-- GIVEN EXERCISE --
Select all lines in the records that include "done".
**** RECORDS TO USE ****
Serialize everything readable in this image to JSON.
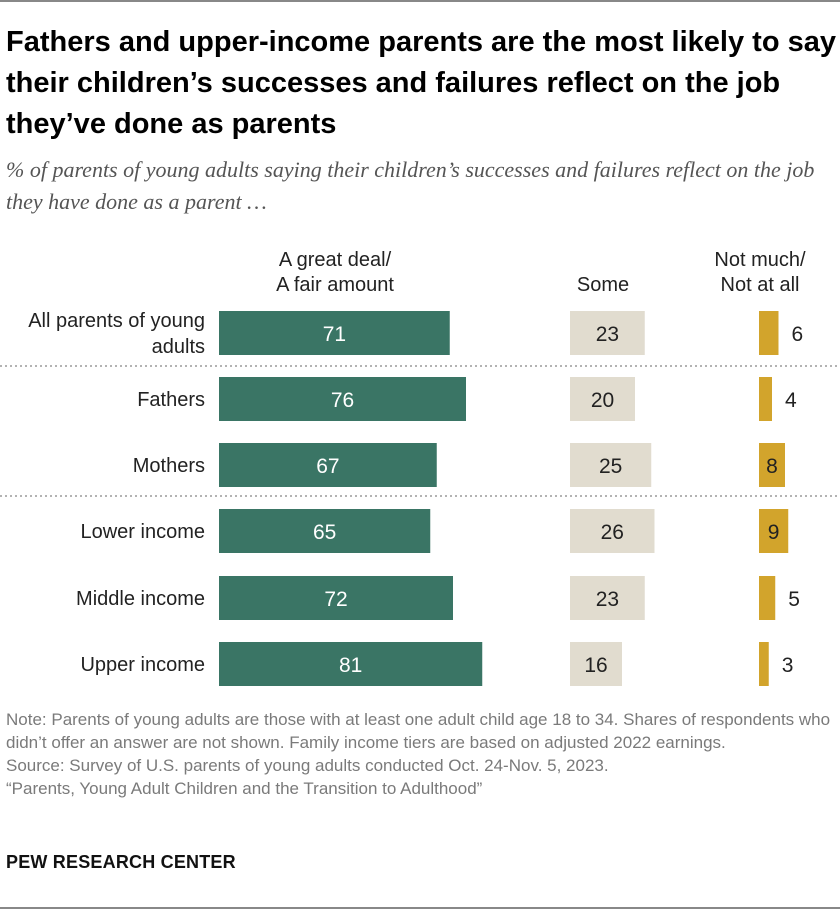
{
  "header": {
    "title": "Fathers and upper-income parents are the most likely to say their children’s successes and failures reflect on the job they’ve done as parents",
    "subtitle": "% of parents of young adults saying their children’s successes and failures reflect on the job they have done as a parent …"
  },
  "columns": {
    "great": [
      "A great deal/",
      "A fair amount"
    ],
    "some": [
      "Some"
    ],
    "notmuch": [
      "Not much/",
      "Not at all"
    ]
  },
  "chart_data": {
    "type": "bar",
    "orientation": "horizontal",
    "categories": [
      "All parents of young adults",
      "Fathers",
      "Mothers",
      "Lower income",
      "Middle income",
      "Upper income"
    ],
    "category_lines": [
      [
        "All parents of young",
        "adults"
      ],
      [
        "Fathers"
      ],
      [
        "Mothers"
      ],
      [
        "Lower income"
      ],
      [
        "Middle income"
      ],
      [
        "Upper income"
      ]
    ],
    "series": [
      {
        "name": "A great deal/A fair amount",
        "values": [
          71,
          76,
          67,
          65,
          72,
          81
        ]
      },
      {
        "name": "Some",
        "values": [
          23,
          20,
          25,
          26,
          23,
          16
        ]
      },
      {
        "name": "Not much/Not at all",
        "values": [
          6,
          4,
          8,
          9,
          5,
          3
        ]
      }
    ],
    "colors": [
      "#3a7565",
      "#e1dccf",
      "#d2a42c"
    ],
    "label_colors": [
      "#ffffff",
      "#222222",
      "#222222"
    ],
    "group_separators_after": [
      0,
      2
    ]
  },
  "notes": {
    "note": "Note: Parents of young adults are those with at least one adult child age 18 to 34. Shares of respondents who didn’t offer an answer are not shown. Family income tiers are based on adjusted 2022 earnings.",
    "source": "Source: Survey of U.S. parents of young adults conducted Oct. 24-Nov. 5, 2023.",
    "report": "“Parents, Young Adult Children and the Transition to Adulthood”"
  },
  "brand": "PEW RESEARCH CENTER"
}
****
**** RECORDS TO USE ****
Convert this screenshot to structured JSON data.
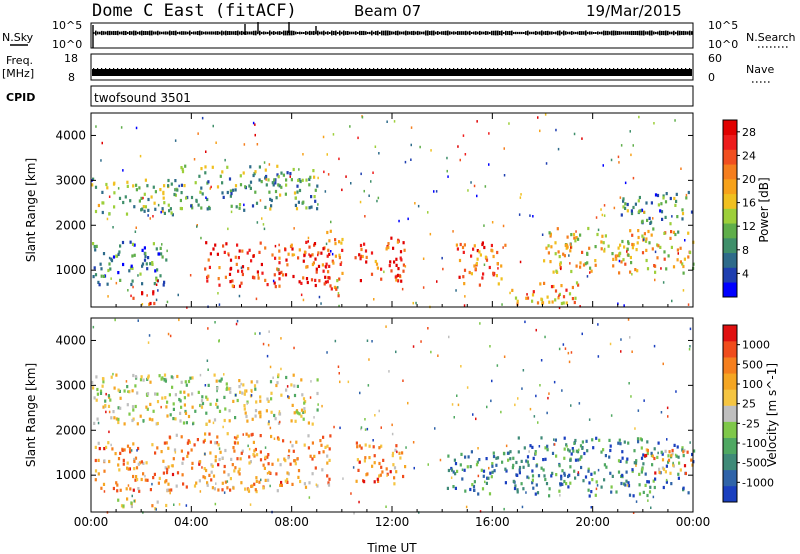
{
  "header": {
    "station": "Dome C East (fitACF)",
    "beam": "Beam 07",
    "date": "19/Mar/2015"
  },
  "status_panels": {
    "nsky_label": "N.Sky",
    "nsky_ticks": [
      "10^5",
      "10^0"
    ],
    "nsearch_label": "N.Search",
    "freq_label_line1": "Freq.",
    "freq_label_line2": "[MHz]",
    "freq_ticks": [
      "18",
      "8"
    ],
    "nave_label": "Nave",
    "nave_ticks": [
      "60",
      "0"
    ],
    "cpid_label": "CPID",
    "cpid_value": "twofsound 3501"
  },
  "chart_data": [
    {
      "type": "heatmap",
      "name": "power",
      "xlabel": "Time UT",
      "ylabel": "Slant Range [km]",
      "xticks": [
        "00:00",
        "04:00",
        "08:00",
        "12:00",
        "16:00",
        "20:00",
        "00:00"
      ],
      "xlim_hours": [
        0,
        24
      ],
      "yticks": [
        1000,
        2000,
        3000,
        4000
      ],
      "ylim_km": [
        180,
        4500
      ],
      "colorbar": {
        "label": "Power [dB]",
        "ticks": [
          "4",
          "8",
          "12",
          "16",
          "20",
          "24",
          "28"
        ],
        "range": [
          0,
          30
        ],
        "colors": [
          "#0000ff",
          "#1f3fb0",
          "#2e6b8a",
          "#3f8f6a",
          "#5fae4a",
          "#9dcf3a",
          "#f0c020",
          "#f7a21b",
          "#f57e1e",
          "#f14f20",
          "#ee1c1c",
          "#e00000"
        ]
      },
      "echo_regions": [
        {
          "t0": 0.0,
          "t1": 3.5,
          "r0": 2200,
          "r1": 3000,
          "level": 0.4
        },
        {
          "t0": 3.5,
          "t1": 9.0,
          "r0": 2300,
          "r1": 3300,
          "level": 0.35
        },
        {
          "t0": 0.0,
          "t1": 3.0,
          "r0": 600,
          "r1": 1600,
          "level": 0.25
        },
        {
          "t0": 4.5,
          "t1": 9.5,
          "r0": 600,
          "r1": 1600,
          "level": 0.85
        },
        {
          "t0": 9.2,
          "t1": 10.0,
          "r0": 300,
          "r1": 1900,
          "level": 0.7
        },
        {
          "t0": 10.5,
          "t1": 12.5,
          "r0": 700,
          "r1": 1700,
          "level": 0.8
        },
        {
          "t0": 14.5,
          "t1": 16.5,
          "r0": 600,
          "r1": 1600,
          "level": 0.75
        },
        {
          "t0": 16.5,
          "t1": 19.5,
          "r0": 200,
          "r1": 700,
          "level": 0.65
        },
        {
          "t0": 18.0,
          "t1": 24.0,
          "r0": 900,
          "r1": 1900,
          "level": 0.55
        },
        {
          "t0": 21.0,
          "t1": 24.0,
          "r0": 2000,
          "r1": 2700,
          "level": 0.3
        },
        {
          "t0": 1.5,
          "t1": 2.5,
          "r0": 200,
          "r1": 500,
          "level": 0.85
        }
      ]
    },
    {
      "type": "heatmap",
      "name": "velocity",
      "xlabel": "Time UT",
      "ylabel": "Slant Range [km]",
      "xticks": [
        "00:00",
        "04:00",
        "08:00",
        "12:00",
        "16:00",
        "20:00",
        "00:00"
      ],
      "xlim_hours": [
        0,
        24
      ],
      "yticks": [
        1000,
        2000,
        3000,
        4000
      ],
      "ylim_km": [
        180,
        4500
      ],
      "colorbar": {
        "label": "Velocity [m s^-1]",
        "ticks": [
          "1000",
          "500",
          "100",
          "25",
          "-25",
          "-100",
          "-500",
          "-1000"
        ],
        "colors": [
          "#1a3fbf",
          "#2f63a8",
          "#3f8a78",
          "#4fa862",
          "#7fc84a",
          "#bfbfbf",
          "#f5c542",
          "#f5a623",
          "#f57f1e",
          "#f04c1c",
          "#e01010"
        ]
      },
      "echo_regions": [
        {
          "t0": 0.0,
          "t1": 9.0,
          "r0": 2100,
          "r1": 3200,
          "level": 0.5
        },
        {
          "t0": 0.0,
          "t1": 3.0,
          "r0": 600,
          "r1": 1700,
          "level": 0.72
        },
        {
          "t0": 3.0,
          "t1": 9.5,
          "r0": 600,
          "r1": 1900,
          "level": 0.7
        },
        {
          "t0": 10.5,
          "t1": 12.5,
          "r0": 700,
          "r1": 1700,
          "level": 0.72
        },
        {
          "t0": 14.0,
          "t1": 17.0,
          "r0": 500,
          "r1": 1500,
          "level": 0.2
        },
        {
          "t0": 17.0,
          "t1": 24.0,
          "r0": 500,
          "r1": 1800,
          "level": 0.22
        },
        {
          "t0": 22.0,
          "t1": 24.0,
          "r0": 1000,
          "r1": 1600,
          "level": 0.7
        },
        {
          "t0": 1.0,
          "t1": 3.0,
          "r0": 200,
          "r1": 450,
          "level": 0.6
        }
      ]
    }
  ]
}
****
**** RECORDS TO USE ****
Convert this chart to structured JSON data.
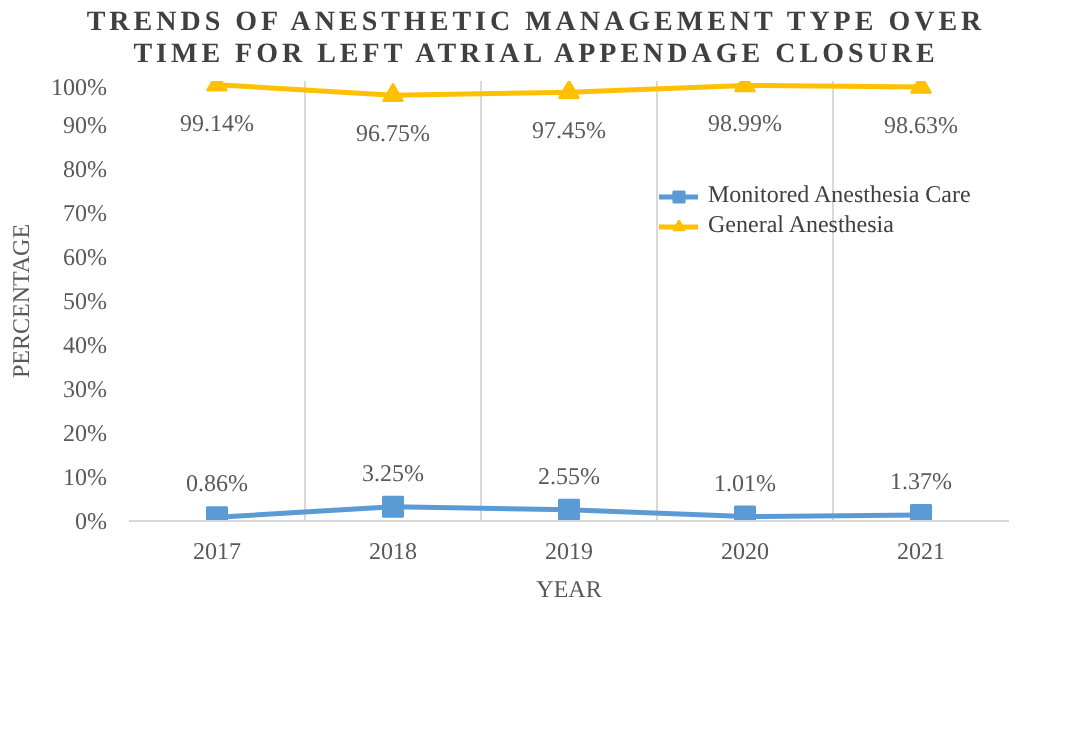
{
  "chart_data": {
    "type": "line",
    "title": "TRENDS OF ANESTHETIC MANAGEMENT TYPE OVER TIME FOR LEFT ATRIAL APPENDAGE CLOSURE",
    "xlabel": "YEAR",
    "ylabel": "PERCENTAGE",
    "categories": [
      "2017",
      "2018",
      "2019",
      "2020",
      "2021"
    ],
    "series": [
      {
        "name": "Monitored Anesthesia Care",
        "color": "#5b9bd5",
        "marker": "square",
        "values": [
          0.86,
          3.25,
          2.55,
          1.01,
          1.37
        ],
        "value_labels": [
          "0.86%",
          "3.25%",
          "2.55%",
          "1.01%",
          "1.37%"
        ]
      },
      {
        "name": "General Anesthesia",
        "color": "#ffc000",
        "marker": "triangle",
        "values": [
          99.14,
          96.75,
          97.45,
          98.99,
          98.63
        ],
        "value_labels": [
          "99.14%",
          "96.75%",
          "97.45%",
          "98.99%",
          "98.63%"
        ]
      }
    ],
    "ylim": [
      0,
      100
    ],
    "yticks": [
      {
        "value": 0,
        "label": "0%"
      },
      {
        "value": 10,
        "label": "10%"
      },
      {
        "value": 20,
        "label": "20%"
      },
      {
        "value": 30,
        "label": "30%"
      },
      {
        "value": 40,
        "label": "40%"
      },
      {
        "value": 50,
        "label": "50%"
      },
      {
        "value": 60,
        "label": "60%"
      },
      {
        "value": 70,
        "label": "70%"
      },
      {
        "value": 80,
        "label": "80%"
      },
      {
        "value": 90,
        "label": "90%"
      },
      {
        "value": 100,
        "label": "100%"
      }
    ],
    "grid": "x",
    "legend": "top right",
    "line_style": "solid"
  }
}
****
-- OUTPUT FOR THIS EXERCISE --
    "title": "Fathers and upper-income parents are the most likely to say their children’s successes and failures reflect on the job they’ve done as parents",
    "subtitle": "% of parents of young adults saying their children’s successes and failures reflect on the job they have done as a parent …"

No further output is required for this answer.